** Begin **

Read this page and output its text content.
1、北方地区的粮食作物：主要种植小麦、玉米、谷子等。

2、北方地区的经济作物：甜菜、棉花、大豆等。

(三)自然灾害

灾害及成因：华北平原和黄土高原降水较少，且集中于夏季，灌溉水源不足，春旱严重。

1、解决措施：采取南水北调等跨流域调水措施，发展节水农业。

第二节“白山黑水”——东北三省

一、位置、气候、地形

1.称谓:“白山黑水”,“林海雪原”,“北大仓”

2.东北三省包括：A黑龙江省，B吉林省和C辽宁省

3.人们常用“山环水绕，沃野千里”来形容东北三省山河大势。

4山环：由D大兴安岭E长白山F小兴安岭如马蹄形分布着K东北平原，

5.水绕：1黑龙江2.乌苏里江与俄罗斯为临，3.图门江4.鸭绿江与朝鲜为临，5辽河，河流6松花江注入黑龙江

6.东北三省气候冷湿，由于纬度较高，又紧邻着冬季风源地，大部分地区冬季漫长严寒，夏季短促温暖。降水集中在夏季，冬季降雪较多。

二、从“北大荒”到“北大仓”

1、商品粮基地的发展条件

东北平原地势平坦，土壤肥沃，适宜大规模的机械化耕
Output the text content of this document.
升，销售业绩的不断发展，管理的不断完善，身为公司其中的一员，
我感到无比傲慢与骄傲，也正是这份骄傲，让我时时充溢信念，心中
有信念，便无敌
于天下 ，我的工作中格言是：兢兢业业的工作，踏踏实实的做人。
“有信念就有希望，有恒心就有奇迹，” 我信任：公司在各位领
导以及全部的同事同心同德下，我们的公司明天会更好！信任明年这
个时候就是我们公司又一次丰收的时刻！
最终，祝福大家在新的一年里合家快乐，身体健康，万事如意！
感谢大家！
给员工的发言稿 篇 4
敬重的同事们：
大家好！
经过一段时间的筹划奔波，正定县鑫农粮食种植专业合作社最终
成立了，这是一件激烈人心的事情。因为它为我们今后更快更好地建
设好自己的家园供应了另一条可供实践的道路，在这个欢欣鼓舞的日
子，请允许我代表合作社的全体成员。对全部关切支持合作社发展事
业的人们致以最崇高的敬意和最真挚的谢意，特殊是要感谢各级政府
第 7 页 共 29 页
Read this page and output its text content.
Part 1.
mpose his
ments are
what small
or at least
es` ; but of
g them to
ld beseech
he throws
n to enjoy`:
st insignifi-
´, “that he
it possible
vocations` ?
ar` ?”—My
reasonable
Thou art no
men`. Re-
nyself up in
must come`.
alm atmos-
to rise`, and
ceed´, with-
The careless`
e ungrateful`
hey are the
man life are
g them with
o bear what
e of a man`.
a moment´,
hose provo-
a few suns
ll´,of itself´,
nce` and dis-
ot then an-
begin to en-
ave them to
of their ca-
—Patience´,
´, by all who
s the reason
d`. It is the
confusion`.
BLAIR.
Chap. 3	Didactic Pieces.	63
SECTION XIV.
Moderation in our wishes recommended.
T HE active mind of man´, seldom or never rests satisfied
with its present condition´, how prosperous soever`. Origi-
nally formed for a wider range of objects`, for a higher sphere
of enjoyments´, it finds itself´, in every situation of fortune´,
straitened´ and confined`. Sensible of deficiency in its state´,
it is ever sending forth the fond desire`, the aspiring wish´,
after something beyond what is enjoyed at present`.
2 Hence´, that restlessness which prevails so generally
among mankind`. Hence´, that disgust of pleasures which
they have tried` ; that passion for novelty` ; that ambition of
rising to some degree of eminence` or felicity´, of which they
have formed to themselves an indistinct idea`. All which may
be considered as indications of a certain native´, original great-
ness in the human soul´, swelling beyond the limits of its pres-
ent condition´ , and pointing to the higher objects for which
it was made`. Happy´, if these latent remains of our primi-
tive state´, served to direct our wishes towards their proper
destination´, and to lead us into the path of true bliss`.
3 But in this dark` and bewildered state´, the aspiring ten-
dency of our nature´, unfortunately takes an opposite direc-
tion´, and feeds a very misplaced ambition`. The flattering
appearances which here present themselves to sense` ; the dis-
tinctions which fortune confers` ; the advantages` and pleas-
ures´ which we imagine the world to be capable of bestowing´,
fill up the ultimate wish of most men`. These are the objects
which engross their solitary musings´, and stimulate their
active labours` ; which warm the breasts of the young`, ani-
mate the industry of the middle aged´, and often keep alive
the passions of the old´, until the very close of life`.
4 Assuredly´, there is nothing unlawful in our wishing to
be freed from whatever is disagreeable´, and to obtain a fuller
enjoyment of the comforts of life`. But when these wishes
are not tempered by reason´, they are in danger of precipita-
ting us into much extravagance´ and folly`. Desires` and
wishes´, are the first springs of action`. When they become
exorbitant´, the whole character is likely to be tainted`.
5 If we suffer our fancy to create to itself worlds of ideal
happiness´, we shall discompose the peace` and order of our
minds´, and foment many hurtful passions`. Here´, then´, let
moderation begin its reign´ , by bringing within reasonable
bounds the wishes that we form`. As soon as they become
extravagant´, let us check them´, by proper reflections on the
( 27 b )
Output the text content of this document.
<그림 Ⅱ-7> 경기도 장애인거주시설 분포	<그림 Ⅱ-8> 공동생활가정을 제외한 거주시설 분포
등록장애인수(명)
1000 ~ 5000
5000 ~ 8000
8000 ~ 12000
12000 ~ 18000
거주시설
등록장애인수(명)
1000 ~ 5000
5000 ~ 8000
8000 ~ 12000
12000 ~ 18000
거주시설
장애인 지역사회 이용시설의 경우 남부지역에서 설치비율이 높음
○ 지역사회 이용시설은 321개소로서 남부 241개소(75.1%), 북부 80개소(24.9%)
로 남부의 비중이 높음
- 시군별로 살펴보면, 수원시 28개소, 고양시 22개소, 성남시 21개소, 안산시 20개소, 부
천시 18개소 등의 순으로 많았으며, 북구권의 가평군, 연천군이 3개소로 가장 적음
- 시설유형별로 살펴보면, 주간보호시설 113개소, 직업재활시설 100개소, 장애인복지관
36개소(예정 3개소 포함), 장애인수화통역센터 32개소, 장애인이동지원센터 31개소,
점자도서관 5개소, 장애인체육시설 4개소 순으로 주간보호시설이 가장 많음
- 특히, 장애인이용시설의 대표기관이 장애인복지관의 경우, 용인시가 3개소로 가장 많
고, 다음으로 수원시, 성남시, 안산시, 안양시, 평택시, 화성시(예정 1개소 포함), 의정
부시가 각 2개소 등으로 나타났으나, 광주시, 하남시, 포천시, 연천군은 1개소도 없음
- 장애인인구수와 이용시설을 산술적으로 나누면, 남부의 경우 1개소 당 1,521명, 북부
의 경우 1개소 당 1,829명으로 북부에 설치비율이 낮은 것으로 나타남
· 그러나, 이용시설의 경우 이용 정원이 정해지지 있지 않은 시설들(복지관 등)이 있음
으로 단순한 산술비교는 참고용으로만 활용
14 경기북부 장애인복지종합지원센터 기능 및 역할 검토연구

** End **

▸ To do: Pick out each line that holds the string "they".

▸ Solution for this task:
they have tried` ; that passion for novelty` ; that ambition of
rising to some degree of eminence` or felicity´, of which they
are not tempered by reason´, they are in danger of precipita-
wishes´, are the first springs of action`. When they become
bounds the wishes that we form`. As soon as they become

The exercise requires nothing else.